**EXERCISE DESCRIPTION:**
Repeat every line of the material, character for character.
### GIVEN ENTRIES ###
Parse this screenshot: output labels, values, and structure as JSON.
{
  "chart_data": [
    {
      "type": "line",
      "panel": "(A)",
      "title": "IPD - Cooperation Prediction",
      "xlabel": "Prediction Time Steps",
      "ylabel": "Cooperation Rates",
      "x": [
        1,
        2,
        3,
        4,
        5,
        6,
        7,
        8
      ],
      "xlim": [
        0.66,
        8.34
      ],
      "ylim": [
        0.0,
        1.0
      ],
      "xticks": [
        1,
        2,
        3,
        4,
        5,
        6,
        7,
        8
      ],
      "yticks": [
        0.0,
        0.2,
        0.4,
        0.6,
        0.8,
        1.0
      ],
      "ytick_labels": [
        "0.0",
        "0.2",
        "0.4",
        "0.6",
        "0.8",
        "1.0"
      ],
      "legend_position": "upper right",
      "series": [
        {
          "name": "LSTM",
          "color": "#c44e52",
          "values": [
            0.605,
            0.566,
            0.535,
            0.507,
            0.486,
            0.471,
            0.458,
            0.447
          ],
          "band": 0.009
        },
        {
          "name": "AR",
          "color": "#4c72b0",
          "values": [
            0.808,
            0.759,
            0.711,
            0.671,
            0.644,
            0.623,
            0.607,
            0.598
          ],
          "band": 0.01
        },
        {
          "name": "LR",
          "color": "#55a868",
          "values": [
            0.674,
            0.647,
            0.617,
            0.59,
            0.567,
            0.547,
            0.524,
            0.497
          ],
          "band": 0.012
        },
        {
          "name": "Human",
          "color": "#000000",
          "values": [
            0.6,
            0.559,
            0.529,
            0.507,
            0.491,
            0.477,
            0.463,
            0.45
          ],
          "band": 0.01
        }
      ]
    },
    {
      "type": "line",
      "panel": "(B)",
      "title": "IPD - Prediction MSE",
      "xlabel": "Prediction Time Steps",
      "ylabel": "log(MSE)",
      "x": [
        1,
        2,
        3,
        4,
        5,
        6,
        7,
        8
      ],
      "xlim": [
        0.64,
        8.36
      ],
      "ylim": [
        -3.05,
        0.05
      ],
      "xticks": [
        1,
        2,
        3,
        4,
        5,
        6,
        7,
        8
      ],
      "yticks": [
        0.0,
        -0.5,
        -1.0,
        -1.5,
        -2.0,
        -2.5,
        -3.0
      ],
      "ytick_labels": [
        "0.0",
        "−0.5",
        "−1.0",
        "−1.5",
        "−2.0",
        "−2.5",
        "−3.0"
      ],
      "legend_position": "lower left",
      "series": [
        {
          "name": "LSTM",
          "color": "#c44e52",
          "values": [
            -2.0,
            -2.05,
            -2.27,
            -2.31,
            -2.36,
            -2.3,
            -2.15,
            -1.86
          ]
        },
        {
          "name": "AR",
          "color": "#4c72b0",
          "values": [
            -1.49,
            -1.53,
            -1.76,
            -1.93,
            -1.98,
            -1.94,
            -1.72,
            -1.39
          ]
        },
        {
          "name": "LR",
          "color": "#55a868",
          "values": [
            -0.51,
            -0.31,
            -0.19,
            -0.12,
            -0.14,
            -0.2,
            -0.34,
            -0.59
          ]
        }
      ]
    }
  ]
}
###
**TASK ANSWER:**
Parse this screenshot: output labels, values, and structure as JSON.
{
  "chart_data": [
    {
      "type": "line",
      "panel": "(A)",
      "title": "IPD - Cooperation Prediction",
      "xlabel": "Prediction Time Steps",
      "ylabel": "Cooperation Rates",
      "x": [
        1,
        2,
        3,
        4,
        5,
        6,
        7,
        8
      ],
      "xlim": [
        0.66,
        8.34
      ],
      "ylim": [
        0.0,
        1.0
      ],
      "xticks": [
        1,
        2,
        3,
        4,
        5,
        6,
        7,
        8
      ],
      "yticks": [
        0.0,
        0.2,
        0.4,
        0.6,
        0.8,
        1.0
      ],
      "ytick_labels": [
        "0.0",
        "0.2",
        "0.4",
        "0.6",
        "0.8",
        "1.0"
      ],
      "legend_position": "upper right",
      "series": [
        {
          "name": "LSTM",
          "color": "#c44e52",
          "values": [
            0.605,
            0.566,
            0.535,
            0.507,
            0.486,
            0.471,
            0.458,
            0.447
          ],
          "band": 0.009
        },
        {
          "name": "AR",
          "color": "#4c72b0",
          "values": [
            0.808,
            0.759,
            0.711,
            0.671,
            0.644,
            0.623,
            0.607,
            0.598
          ],
          "band": 0.01
        },
        {
          "name": "LR",
          "color": "#55a868",
          "values": [
            0.674,
            0.647,
            0.617,
            0.59,
            0.567,
            0.547,
            0.524,
            0.497
          ],
          "band": 0.012
        },
        {
          "name": "Human",
          "color": "#000000",
          "values": [
            0.6,
            0.559,
            0.529,
            0.507,
            0.491,
            0.477,
            0.463,
            0.45
          ],
          "band": 0.01
        }
      ]
    },
    {
      "type": "line",
      "panel": "(B)",
      "title": "IPD - Prediction MSE",
      "xlabel": "Prediction Time Steps",
      "ylabel": "log(MSE)",
      "x": [
        1,
        2,
        3,
        4,
        5,
        6,
        7,
        8
      ],
      "xlim": [
        0.64,
        8.36
      ],
      "ylim": [
        -3.05,
        0.05
      ],
      "xticks": [
        1,
        2,
        3,
        4,
        5,
        6,
        7,
        8
      ],
      "yticks": [
        0.0,
        -0.5,
        -1.0,
        -1.5,
        -2.0,
        -2.5,
        -3.0
      ],
      "ytick_labels": [
        "0.0",
        "−0.5",
        "−1.0",
        "−1.5",
        "−2.0",
        "−2.5",
        "−3.0"
      ],
      "legend_position": "lower left",
      "series": [
        {
          "name": "LSTM",
          "color": "#c44e52",
          "values": [
            -2.0,
            -2.05,
            -2.27,
            -2.31,
            -2.36,
            -2.3,
            -2.15,
            -1.86
          ]
        },
        {
          "name": "AR",
          "color": "#4c72b0",
          "values": [
            -1.49,
            -1.53,
            -1.76,
            -1.93,
            -1.98,
            -1.94,
            -1.72,
            -1.39
          ]
        },
        {
          "name": "LR",
          "color": "#55a868",
          "values": [
            -0.51,
            -0.31,
            -0.19,
            -0.12,
            -0.14,
            -0.2,
            -0.34,
            -0.59
          ]
        }
      ]
    }
  ]
}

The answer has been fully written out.